# What you are asked to do
From the data that follows, report how many lines hold the string "marker", giving only the number.

--------------------

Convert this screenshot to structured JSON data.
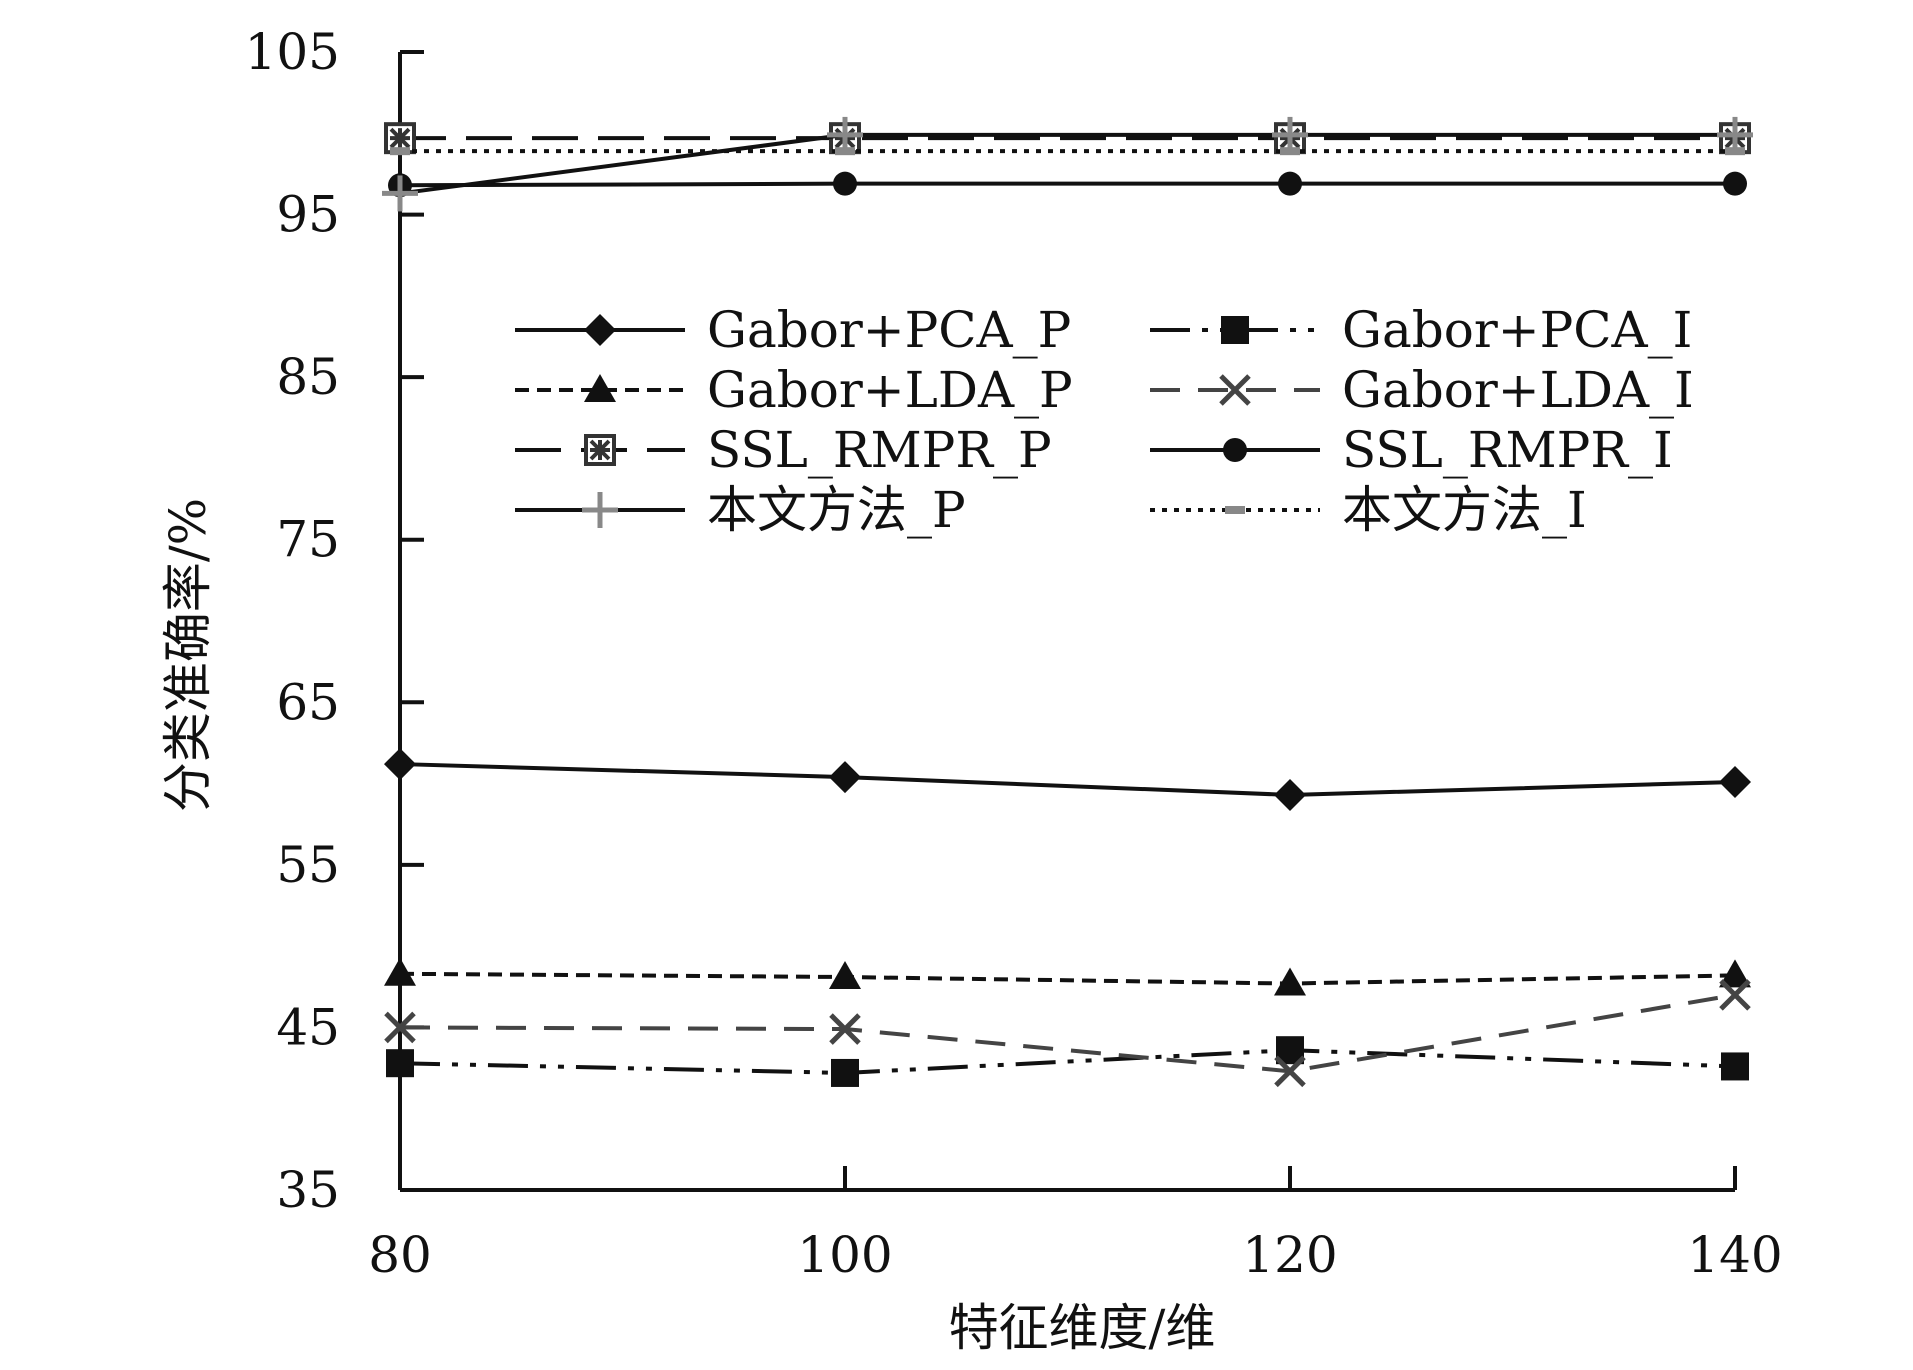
{
  "chart_data": {
    "type": "line",
    "title": "",
    "xlabel": "特征维度/维",
    "ylabel": "分类准确率/%",
    "x": [
      80,
      100,
      120,
      140
    ],
    "xticks": [
      "80",
      "100",
      "120",
      "140"
    ],
    "yticks": [
      "35",
      "45",
      "55",
      "65",
      "75",
      "85",
      "95",
      "105"
    ],
    "xlim": [
      80,
      140
    ],
    "ylim": [
      35,
      105
    ],
    "grid": false,
    "legend_position": "upper-center, two columns",
    "series": [
      {
        "name": "Gabor+PCA_P",
        "values": [
          61.2,
          60.4,
          59.3,
          60.1
        ],
        "color": "#111111",
        "dash": "solid",
        "marker": "diamond"
      },
      {
        "name": "Gabor+PCA_I",
        "values": [
          42.8,
          42.2,
          43.6,
          42.6
        ],
        "color": "#111111",
        "dash": "dashdotdot",
        "marker": "square"
      },
      {
        "name": "Gabor+LDA_P",
        "values": [
          48.3,
          48.1,
          47.7,
          48.2
        ],
        "color": "#111111",
        "dash": "dotted-dash",
        "marker": "triangle"
      },
      {
        "name": "Gabor+LDA_I",
        "values": [
          45.0,
          44.9,
          42.3,
          47.0
        ],
        "color": "#444444",
        "dash": "dashed",
        "marker": "x"
      },
      {
        "name": "SSL_RMPR_P",
        "values": [
          99.7,
          99.7,
          99.7,
          99.7
        ],
        "color": "#111111",
        "dash": "longdash",
        "marker": "boxed-star"
      },
      {
        "name": "SSL_RMPR_I",
        "values": [
          96.8,
          96.9,
          96.9,
          96.9
        ],
        "color": "#111111",
        "dash": "solid",
        "marker": "circle"
      },
      {
        "name": "本文方法_P",
        "values": [
          96.3,
          99.9,
          99.9,
          99.9
        ],
        "color": "#111111",
        "dash": "solid",
        "marker": "plus"
      },
      {
        "name": "本文方法_I",
        "values": [
          98.9,
          98.9,
          98.9,
          98.9
        ],
        "color": "#111111",
        "dash": "dotted",
        "marker": "dash"
      }
    ]
  }
}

--------------------

# Final result
8